• Task requirements:
Copy every line from the data below in which the string "type" can be found.
--- START OF Input data ---
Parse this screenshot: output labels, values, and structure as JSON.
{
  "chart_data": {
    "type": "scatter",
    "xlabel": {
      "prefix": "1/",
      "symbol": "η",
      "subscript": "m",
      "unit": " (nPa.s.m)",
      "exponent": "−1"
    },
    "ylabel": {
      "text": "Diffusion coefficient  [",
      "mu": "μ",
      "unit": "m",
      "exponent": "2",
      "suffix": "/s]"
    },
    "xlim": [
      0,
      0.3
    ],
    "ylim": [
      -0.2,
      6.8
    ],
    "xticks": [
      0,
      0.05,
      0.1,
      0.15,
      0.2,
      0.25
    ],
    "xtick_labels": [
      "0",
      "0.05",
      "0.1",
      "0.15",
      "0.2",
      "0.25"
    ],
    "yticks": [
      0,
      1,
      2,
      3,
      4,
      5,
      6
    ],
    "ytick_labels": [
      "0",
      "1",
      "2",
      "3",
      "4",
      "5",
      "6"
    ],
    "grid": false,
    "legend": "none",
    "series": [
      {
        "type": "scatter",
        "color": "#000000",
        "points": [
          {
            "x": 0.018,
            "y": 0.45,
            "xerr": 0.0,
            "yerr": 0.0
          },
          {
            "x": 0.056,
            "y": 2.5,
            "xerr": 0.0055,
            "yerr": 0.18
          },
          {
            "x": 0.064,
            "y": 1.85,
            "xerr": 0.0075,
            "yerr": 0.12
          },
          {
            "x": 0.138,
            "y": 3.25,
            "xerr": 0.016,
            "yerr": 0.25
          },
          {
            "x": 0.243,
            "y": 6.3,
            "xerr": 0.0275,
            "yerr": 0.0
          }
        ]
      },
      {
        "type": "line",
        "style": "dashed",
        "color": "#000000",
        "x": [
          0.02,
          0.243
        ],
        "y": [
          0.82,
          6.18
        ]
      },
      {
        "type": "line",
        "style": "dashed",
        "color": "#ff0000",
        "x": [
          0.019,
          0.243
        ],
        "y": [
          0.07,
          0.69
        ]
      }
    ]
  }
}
--- END OF Input data ---
• Result for this exercise:
    "type": "scatter",
        "type": "scatter",
        "type": "line",
        "type": "line",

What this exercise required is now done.